# An Interesting Carry Method...



## Steve M1911A1 (Feb 6, 2008)

Here's something new. I saw it in the current issue of _Shooting Sports Retailer_ Magazine.
It's purpose-made concealed-carry pants.
They seem to make pocket carry easier, and opens the technique up to larger handguns too.
Click on: http://www.ccwbreakaways.com/product/pants/products.html


----------



## Gunners_Mate (Feb 17, 2010)

sticky sticky sticky sticky


very cool, im getting one when I get stateside, hopefully the denim is out by then, i dont wear slacks very often...


----------



## wjh2657 (Jun 18, 2008)

What is the difference inside the pocket? Is there an internal holster? If not, there is not a whole lot gained here. I pocket carry EDC with a Nemesis in reinforced pockets ( seamstress built) already. The breakaway is a solution to a non-problem as I have never had a revolver or pistol hang up the draw from a regular slash-cut pocket. If there is no internal hoslter you are still fighting the primary problems with pocket carry, lint and print. 

These cost almost $90.00 and I can get decent Haggars for under $30.00. with pocket reinforcement (8.00) I keep price under $40.00.


----------



## camaro*73 (Feb 19, 2010)

Those are nice. I will be getting a pair soon.










------------------------------------------------------------------------------
Taurus 617SS2 7rd .357 Snub Nose Revolver
Taurus Judge 5rd .45/.410 Matte Stainless Revolver
Taurus PT 738 .380acp w/ 2 Magazines
2nd Gen Glock 17 9mm w/ 2 Magazines
3rd Gen Glock 22 .40 S&W RTF2 w/ Night Sights & 4 Magazines


----------



## Bisley (Aug 24, 2008)

wjh2657 said:


> What is the difference inside the pocket? Is there an internal holster? If not, there is not a whole lot gained here. I pocket carry EDC with a Nemesis in reinforced pockets ( seamstress built) already. The breakaway is a solution to a non-problem as I have never had a revolver or pistol hang up the draw from a regular slash-cut pocket. If there is no internal hoslter you are still fighting the primary problems with pocket carry, lint and print.
> 
> These cost almost $90.00 and I can get decent Haggars for under $30.00. with pocket reinforcement (8.00) I keep price under $40.00.


I agree.

I'm not concerned with quick draw from a pocket. I just want a pair of blue jeans with a design that can utilize a larger, looser, stronger pocket that doesn't print with a standard subcompact (G26, XDsc, CZ RAMI, Kahr, etc.).


----------



## MLB (Oct 4, 2006)

Clever idea, but not for twice the price of a pair of slacks.


----------



## cougartex (Jan 2, 2010)

MLB said:


> Clever idea, but not for twice the price of a pair of slacks.


:smt023 I agree.


----------

Box annotation data:
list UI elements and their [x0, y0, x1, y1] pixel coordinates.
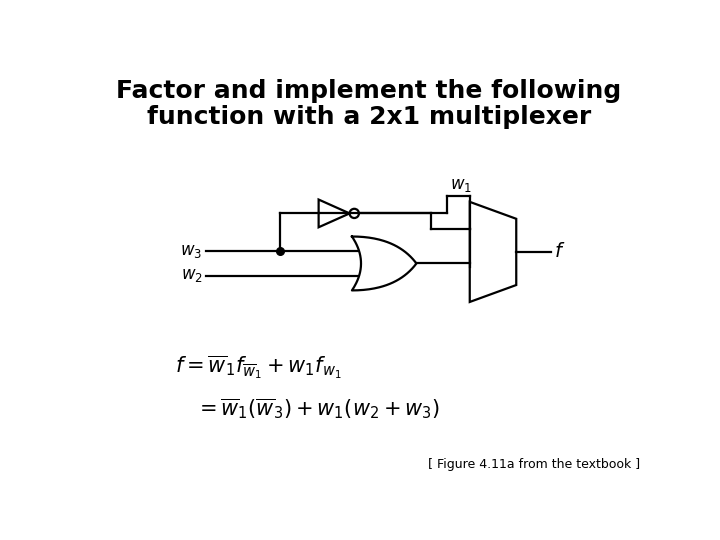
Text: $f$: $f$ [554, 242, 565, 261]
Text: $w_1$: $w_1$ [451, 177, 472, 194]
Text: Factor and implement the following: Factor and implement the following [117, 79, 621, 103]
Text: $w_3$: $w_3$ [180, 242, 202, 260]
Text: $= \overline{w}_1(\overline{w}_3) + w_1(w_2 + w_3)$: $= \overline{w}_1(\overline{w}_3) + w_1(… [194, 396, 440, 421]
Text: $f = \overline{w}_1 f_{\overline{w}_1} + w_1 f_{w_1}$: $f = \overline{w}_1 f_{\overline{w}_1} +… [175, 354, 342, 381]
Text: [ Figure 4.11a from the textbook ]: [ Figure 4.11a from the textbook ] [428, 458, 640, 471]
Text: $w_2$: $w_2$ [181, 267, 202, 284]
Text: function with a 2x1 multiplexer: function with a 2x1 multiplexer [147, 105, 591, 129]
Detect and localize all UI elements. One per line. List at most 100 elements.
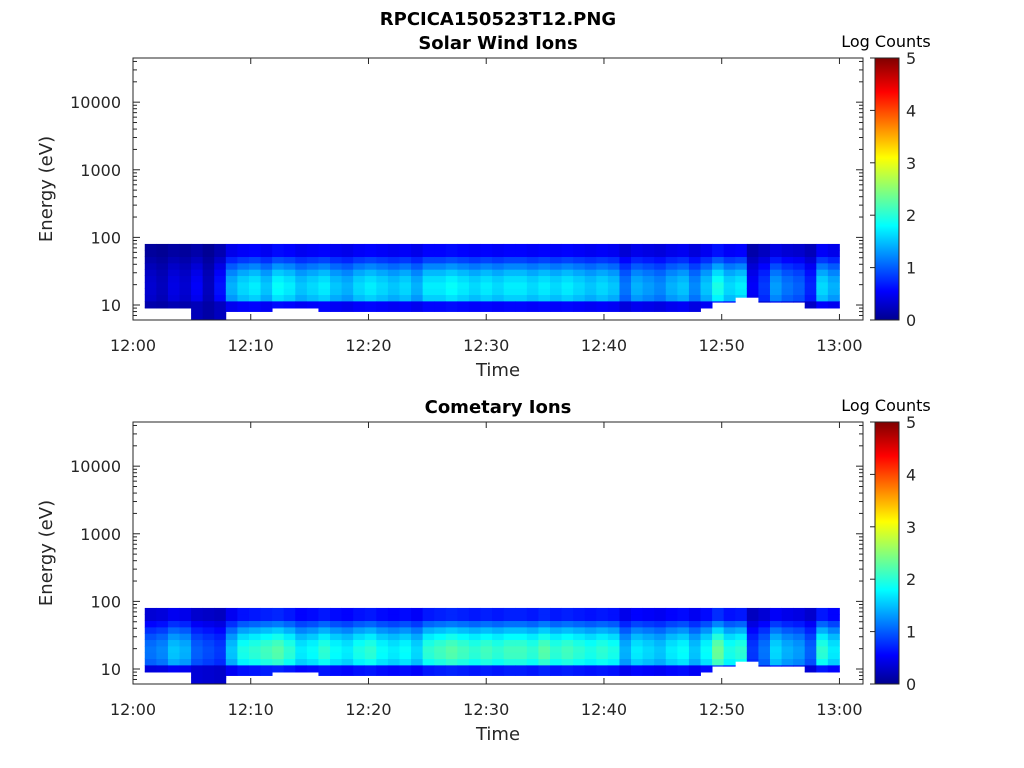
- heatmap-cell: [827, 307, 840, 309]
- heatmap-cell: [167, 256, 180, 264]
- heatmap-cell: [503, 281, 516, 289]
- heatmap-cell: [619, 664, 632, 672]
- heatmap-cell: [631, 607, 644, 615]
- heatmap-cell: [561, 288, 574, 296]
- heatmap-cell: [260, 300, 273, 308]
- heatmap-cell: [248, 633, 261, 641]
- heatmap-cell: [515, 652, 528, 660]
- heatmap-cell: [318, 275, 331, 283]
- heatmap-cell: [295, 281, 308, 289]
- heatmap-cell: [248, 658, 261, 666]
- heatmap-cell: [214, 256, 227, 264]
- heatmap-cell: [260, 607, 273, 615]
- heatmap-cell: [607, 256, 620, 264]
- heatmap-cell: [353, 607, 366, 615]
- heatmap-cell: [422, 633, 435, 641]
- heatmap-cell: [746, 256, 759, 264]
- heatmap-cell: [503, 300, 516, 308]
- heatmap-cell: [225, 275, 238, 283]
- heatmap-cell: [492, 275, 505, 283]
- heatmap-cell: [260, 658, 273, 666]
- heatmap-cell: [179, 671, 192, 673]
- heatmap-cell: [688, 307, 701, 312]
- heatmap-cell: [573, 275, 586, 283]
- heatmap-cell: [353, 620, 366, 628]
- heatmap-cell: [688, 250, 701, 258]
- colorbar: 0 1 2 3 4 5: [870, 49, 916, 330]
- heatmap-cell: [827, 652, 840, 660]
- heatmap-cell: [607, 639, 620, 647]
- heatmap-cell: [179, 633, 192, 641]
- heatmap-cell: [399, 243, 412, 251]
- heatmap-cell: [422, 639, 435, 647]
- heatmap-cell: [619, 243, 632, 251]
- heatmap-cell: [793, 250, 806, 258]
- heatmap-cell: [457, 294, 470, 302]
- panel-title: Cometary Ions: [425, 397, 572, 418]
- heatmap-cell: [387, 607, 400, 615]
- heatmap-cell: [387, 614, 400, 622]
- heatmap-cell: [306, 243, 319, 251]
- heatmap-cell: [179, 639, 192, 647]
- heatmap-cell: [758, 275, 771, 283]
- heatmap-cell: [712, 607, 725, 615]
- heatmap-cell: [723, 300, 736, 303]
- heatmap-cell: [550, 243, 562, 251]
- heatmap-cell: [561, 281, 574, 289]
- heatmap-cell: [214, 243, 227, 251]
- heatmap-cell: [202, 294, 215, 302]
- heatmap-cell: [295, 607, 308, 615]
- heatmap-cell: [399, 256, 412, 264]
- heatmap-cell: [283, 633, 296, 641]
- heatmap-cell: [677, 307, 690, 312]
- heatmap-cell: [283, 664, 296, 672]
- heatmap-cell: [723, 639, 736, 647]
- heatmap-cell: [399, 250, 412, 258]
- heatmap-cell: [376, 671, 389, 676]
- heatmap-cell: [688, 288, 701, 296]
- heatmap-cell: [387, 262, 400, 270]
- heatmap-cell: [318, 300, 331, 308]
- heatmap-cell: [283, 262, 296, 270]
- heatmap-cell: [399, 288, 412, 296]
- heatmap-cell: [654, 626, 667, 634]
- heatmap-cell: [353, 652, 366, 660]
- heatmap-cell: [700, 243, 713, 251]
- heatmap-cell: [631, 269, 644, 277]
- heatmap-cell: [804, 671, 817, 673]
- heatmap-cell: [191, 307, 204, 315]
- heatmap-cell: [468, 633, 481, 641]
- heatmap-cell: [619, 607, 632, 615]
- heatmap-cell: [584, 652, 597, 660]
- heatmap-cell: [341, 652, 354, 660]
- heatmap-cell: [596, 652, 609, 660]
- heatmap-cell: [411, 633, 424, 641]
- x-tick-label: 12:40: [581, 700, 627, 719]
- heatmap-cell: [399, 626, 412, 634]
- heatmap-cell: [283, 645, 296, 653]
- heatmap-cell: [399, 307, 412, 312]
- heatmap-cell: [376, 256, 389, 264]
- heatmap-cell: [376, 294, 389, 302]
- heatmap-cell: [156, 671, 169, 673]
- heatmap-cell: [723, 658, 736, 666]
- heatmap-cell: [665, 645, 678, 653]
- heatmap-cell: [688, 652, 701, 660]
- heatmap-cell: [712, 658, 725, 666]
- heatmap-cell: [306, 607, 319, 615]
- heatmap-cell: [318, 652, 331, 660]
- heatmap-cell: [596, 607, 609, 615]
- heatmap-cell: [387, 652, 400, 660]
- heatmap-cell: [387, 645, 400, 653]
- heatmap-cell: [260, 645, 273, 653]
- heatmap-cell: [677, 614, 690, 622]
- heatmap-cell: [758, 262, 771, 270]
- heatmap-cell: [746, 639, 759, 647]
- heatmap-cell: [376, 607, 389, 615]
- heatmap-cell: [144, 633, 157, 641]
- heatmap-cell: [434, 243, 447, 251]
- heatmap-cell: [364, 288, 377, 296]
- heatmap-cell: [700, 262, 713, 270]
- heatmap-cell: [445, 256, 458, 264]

* * *

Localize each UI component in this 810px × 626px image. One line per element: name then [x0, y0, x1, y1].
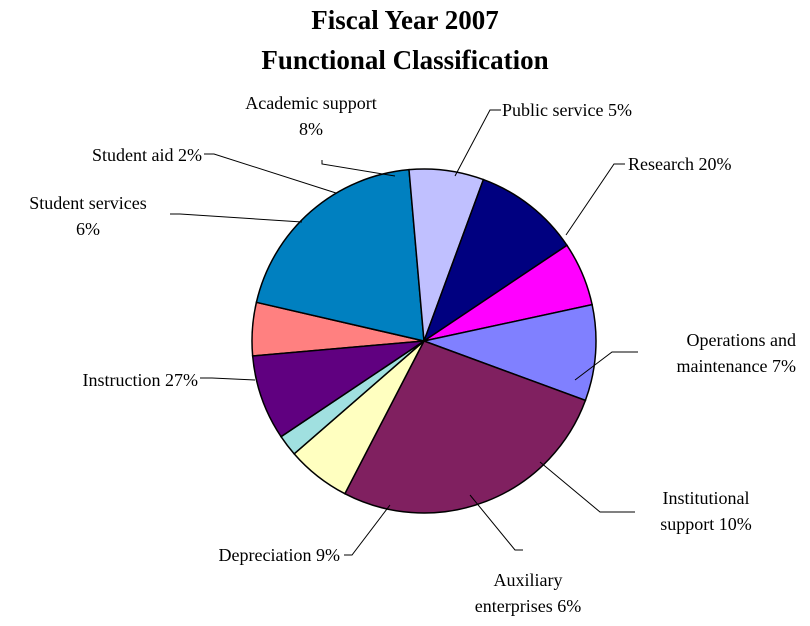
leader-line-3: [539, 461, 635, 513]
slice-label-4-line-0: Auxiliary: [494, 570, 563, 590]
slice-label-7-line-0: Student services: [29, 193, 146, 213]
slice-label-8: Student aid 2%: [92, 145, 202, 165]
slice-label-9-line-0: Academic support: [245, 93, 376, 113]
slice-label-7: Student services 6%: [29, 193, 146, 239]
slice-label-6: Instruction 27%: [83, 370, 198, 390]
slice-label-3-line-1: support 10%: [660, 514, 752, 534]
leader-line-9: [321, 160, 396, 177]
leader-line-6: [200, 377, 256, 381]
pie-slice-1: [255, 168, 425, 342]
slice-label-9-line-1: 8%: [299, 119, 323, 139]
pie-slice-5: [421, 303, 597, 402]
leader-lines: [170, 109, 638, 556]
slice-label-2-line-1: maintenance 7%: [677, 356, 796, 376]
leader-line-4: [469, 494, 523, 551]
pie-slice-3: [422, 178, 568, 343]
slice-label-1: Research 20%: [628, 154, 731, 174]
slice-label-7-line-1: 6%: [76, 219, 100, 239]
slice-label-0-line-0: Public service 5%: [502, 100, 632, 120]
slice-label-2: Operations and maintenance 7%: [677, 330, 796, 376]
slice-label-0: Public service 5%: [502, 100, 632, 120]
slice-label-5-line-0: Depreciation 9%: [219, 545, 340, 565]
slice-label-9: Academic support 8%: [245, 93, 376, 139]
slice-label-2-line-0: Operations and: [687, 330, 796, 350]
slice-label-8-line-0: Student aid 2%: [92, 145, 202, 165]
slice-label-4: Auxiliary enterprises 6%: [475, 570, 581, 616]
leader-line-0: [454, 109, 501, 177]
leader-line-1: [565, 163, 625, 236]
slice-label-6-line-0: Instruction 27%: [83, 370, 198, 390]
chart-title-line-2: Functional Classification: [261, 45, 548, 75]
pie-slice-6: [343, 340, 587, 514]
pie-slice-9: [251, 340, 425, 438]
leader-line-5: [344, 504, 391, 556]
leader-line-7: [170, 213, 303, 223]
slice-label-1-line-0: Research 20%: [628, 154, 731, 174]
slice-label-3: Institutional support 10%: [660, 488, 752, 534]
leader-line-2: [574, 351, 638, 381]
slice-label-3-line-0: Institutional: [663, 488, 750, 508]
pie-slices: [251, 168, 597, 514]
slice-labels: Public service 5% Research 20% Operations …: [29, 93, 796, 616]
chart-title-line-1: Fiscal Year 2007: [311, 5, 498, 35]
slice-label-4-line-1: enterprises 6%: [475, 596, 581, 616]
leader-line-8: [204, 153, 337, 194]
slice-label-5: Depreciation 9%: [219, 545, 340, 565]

Short problem A
According to the thread, what does wjh2657 say the concealed-carry pants cost?
Short problem B
Please rewrite the part of the listing that opens with the line containing "- heatmap-cell: [827, 307, 840, 309]" and closes with the line containing "- heatmap-cell: [607, 256, 620, 264]" as a Markdown table with the columns Row and Line, leaving out blank lines.
The thread and the listing are unrelated.

Finished answer A
Almost $90.00.

Finished answer B
| Row | Line |
|---|---|
| 1 | - heatmap-cell: [827, 307, 840, 309] |
| 2 | - heatmap-cell: [167, 256, 180, 264] |
| 3 | - heatmap-cell: [503, 281, 516, 289] |
| 4 | - heatmap-cell: [619, 664, 632, 672] |
| 5 | - heatmap-cell: [631, 607, 644, 615] |
| 6 | - heatmap-cell: [561, 288, 574, 296] |
| 7 | - heatmap-cell: [260, 300, 273, 308] |
| 8 | - heatmap-cell: [248, 633, 261, 641] |
| 9 | - heatmap-cell: [515, 652, 528, 660] |
| 10 | - heatmap-cell: [318, 275, 331, 283] |
| 11 | - heatmap-cell: [295, 281, 308, 289] |
| 12 | - heatmap-cell: [248, 658, 261, 666] |
| 13 | - heatmap-cell: [214, 256, 227, 264] |
| 14 | - heatmap-cell: [260, 607, 273, 615] |
| 15 | - heatmap-cell: [607, 256, 620, 264] |